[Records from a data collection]

..........

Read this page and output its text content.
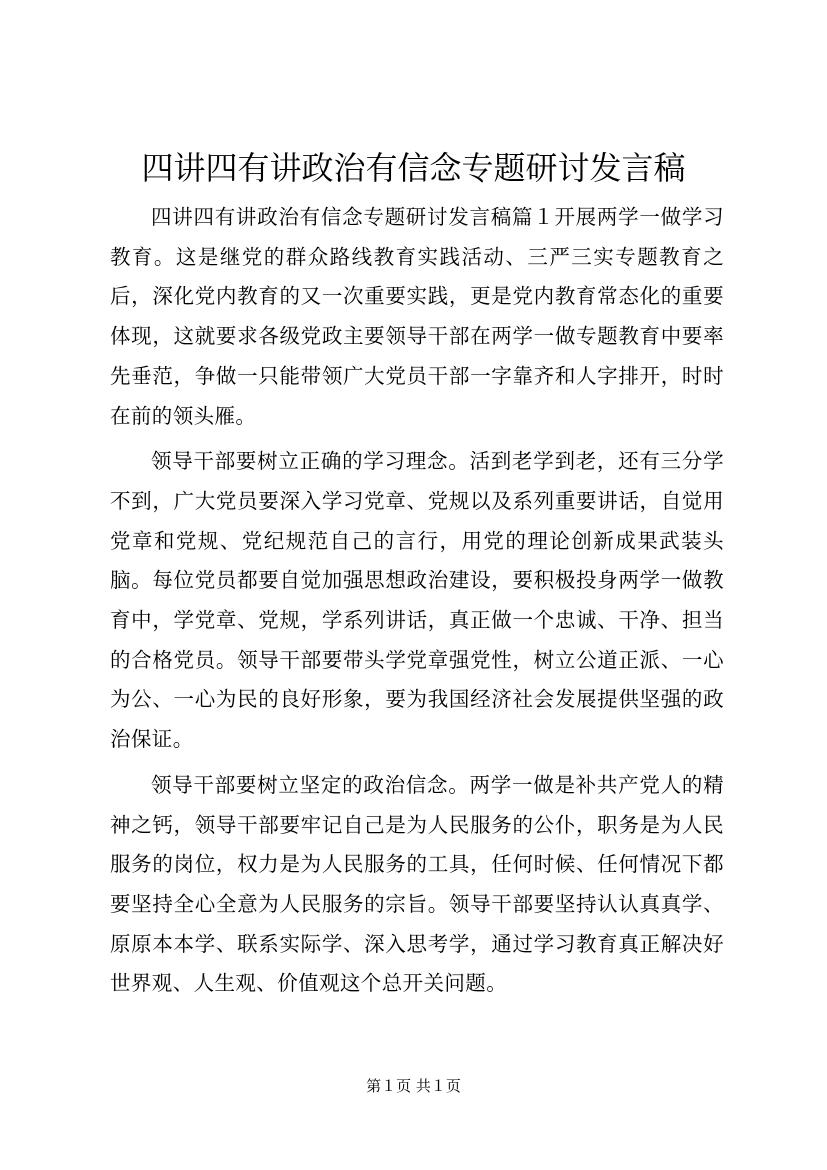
四讲四有讲政治有信念专题研讨发言稿

四讲四有讲政治有信念专题研讨发言稿篇１开展两学一做学习教育。这是继党的群众路线教育实践活动、三严三实专题教育之后，深化党内教育的又一次重要实践，更是党内教育常态化的重要体现，这就要求各级党政主要领导干部在两学一做专题教育中要率先垂范，争做一只能带领广大党员干部一字靠齐和人字排开，时时在前的领头雁。

领导干部要树立正确的学习理念。活到老学到老，还有三分学不到，广大党员要深入学习党章、党规以及系列重要讲话，自觉用党章和党规、党纪规范自己的言行，用党的理论创新成果武装头脑。每位党员都要自觉加强思想政治建设，要积极投身两学一做教育中，学党章、党规，学系列讲话，真正做一个忠诚、干净、担当的合格党员。领导干部要带头学党章强党性，树立公道正派、一心为公、一心为民的良好形象，要为我国经济社会发展提供坚强的政治保证。

领导干部要树立坚定的政治信念。两学一做是补共产党人的精神之钙，领导干部要牢记自己是为人民服务的公仆，职务是为人民服务的岗位，权力是为人民服务的工具，任何时候、任何情况下都要坚持全心全意为人民服务的宗旨。领导干部要坚持认认真真学、原原本本学、联系实际学、深入思考学，通过学习教育真正解决好世界观、人生观、价值观这个总开关问题。

第１页 共１页
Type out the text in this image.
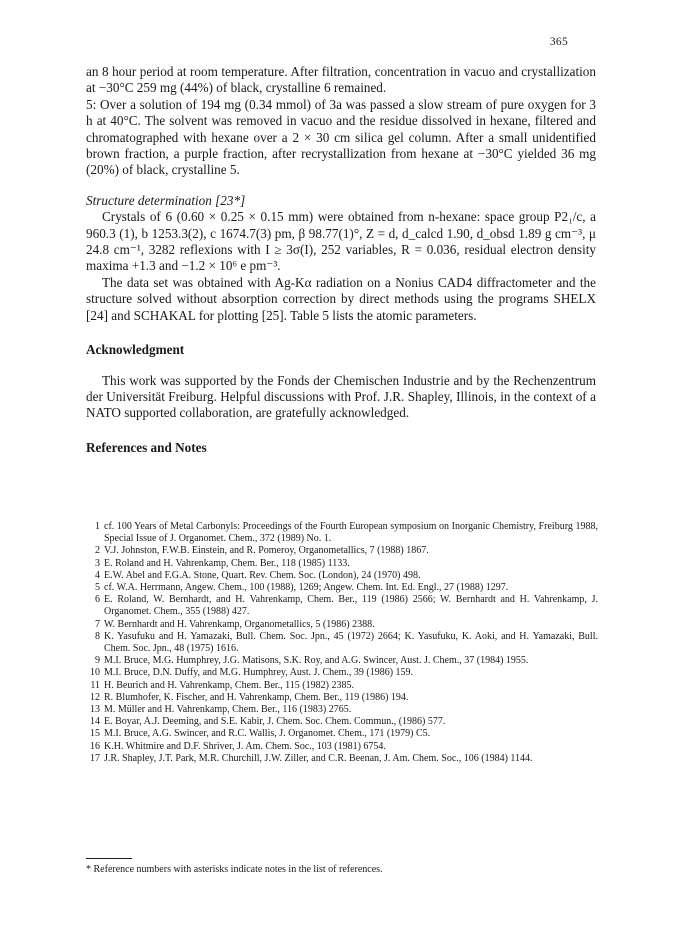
365

an 8 hour period at room temperature. After filtration, concentration in vacuo and crystallization at −30°C 259 mg (44%) of black, crystalline 6 remained.

5: Over a solution of 194 mg (0.34 mmol) of 3a was passed a slow stream of pure oxygen for 3 h at 40°C. The solvent was removed in vacuo and the residue dissolved in hexane, filtered and chromatographed with hexane over a 2 × 30 cm silica gel column. After a small unidentified brown fraction, a purple fraction, after recrystallization from hexane at −30°C yielded 36 mg (20%) of black, crystalline 5.

Structure determination [23*]

Crystals of 6 (0.60 × 0.25 × 0.15 mm) were obtained from n-hexane: space group P2₁/c, a 960.3 (1), b 1253.3(2), c 1674.7(3) pm, β 98.77(1)°, Z = d, d_calcd 1.90, d_obsd 1.89 g cm⁻³, μ 24.8 cm⁻¹, 3282 reflexions with I ≥ 3σ(I), 252 variables, R = 0.036, residual electron density maxima +1.3 and −1.2 × 10⁶ e pm⁻³.

The data set was obtained with Ag-Kα radiation on a Nonius CAD4 diffractometer and the structure solved without absorption correction by direct methods using the programs SHELX [24] and SCHAKAL for plotting [25]. Table 5 lists the atomic parameters.

Acknowledgment

This work was supported by the Fonds der Chemischen Industrie and by the Rechenzentrum der Universität Freiburg. Helpful discussions with Prof. J.R. Shapley, Illinois, in the context of a NATO supported collaboration, are gratefully acknowledged.

References and Notes

1 cf. 100 Years of Metal Carbonyls: Proceedings of the Fourth European symposium on Inorganic Chemistry, Freiburg 1988, Special Issue of J. Organomet. Chem., 372 (1989) No. 1.
2 V.J. Johnston, F.W.B. Einstein, and R. Pomeroy, Organometallics, 7 (1988) 1867.
3 E. Roland and H. Vahrenkamp, Chem. Ber., 118 (1985) 1133.
4 E.W. Abel and F.G.A. Stone, Quart. Rev. Chem. Soc. (London), 24 (1970) 498.
5 cf. W.A. Herrmann, Angew. Chem., 100 (1988), 1269; Angew. Chem. Int. Ed. Engl., 27 (1988) 1297.
6 E. Roland, W. Bernhardt, and H. Vahrenkamp, Chem. Ber., 119 (1986) 2566; W. Bernhardt and H. Vahrenkamp, J. Organomet. Chem., 355 (1988) 427.
7 W. Bernhardt and H. Vahrenkamp, Organometallics, 5 (1986) 2388.
8 K. Yasufuku and H. Yamazaki, Bull. Chem. Soc. Jpn., 45 (1972) 2664; K. Yasufuku, K. Aoki, and H. Yamazaki, Bull. Chem. Soc. Jpn., 48 (1975) 1616.
9 M.I. Bruce, M.G. Humphrey, J.G. Matisons, S.K. Roy, and A.G. Swincer, Aust. J. Chem., 37 (1984) 1955.
10 M.I. Bruce, D.N. Duffy, and M.G. Humphrey, Aust. J. Chem., 39 (1986) 159.
11 H. Beurich and H. Vahrenkamp, Chem. Ber., 115 (1982) 2385.
12 R. Blumhofer, K. Fischer, and H. Vahrenkamp, Chem. Ber., 119 (1986) 194.
13 M. Müller and H. Vahrenkamp, Chem. Ber., 116 (1983) 2765.
14 E. Boyar, A.J. Deeming, and S.E. Kabir, J. Chem. Soc. Chem. Commun., (1986) 577.
15 M.I. Bruce, A.G. Swincer, and R.C. Wallis, J. Organomet. Chem., 171 (1979) C5.
16 K.H. Whitmire and D.F. Shriver, J. Am. Chem. Soc., 103 (1981) 6754.
17 J.R. Shapley, J.T. Park, M.R. Churchill, J.W. Ziller, and C.R. Beenan, J. Am. Chem. Soc., 106 (1984) 1144.
* Reference numbers with asterisks indicate notes in the list of references.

..........

**Written task:**
Copy out all the entries exactly. Images stay out of the copy.

**The answer:**
Read this page and output its text content.
四讲四有讲政治有信念专题研讨发言稿

四讲四有讲政治有信念专题研讨发言稿篇１开展两学一做学习教育。这是继党的群众路线教育实践活动、三严三实专题教育之后，深化党内教育的又一次重要实践，更是党内教育常态化的重要体现，这就要求各级党政主要领导干部在两学一做专题教育中要率先垂范，争做一只能带领广大党员干部一字靠齐和人字排开，时时在前的领头雁。

领导干部要树立正确的学习理念。活到老学到老，还有三分学不到，广大党员要深入学习党章、党规以及系列重要讲话，自觉用党章和党规、党纪规范自己的言行，用党的理论创新成果武装头脑。每位党员都要自觉加强思想政治建设，要积极投身两学一做教育中，学党章、党规，学系列讲话，真正做一个忠诚、干净、担当的合格党员。领导干部要带头学党章强党性，树立公道正派、一心为公、一心为民的良好形象，要为我国经济社会发展提供坚强的政治保证。

领导干部要树立坚定的政治信念。两学一做是补共产党人的精神之钙，领导干部要牢记自己是为人民服务的公仆，职务是为人民服务的岗位，权力是为人民服务的工具，任何时候、任何情况下都要坚持全心全意为人民服务的宗旨。领导干部要坚持认认真真学、原原本本学、联系实际学、深入思考学，通过学习教育真正解决好世界观、人生观、价值观这个总开关问题。

第１页 共１页
Type out the text in this image.
365

an 8 hour period at room temperature. After filtration, concentration in vacuo and crystallization at −30°C 259 mg (44%) of black, crystalline 6 remained.

5: Over a solution of 194 mg (0.34 mmol) of 3a was passed a slow stream of pure oxygen for 3 h at 40°C. The solvent was removed in vacuo and the residue dissolved in hexane, filtered and chromatographed with hexane over a 2 × 30 cm silica gel column. After a small unidentified brown fraction, a purple fraction, after recrystallization from hexane at −30°C yielded 36 mg (20%) of black, crystalline 5.

Structure determination [23*]

Crystals of 6 (0.60 × 0.25 × 0.15 mm) were obtained from n-hexane: space group P2₁/c, a 960.3 (1), b 1253.3(2), c 1674.7(3) pm, β 98.77(1)°, Z = d, d_calcd 1.90, d_obsd 1.89 g cm⁻³, μ 24.8 cm⁻¹, 3282 reflexions with I ≥ 3σ(I), 252 variables, R = 0.036, residual electron density maxima +1.3 and −1.2 × 10⁶ e pm⁻³.

The data set was obtained with Ag-Kα radiation on a Nonius CAD4 diffractometer and the structure solved without absorption correction by direct methods using the programs SHELX [24] and SCHAKAL for plotting [25]. Table 5 lists the atomic parameters.

Acknowledgment

This work was supported by the Fonds der Chemischen Industrie and by the Rechenzentrum der Universität Freiburg. Helpful discussions with Prof. J.R. Shapley, Illinois, in the context of a NATO supported collaboration, are gratefully acknowledged.

References and Notes

1 cf. 100 Years of Metal Carbonyls: Proceedings of the Fourth European symposium on Inorganic Chemistry, Freiburg 1988, Special Issue of J. Organomet. Chem., 372 (1989) No. 1.
2 V.J. Johnston, F.W.B. Einstein, and R. Pomeroy, Organometallics, 7 (1988) 1867.
3 E. Roland and H. Vahrenkamp, Chem. Ber., 118 (1985) 1133.
4 E.W. Abel and F.G.A. Stone, Quart. Rev. Chem. Soc. (London), 24 (1970) 498.
5 cf. W.A. Herrmann, Angew. Chem., 100 (1988), 1269; Angew. Chem. Int. Ed. Engl., 27 (1988) 1297.
6 E. Roland, W. Bernhardt, and H. Vahrenkamp, Chem. Ber., 119 (1986) 2566; W. Bernhardt and H. Vahrenkamp, J. Organomet. Chem., 355 (1988) 427.
7 W. Bernhardt and H. Vahrenkamp, Organometallics, 5 (1986) 2388.
8 K. Yasufuku and H. Yamazaki, Bull. Chem. Soc. Jpn., 45 (1972) 2664; K. Yasufuku, K. Aoki, and H. Yamazaki, Bull. Chem. Soc. Jpn., 48 (1975) 1616.
9 M.I. Bruce, M.G. Humphrey, J.G. Matisons, S.K. Roy, and A.G. Swincer, Aust. J. Chem., 37 (1984) 1955.
10 M.I. Bruce, D.N. Duffy, and M.G. Humphrey, Aust. J. Chem., 39 (1986) 159.
11 H. Beurich and H. Vahrenkamp, Chem. Ber., 115 (1982) 2385.
12 R. Blumhofer, K. Fischer, and H. Vahrenkamp, Chem. Ber., 119 (1986) 194.
13 M. Müller and H. Vahrenkamp, Chem. Ber., 116 (1983) 2765.
14 E. Boyar, A.J. Deeming, and S.E. Kabir, J. Chem. Soc. Chem. Commun., (1986) 577.
15 M.I. Bruce, A.G. Swincer, and R.C. Wallis, J. Organomet. Chem., 171 (1979) C5.
16 K.H. Whitmire and D.F. Shriver, J. Am. Chem. Soc., 103 (1981) 6754.
17 J.R. Shapley, J.T. Park, M.R. Churchill, J.W. Ziller, and C.R. Beenan, J. Am. Chem. Soc., 106 (1984) 1144.
* Reference numbers with asterisks indicate notes in the list of references.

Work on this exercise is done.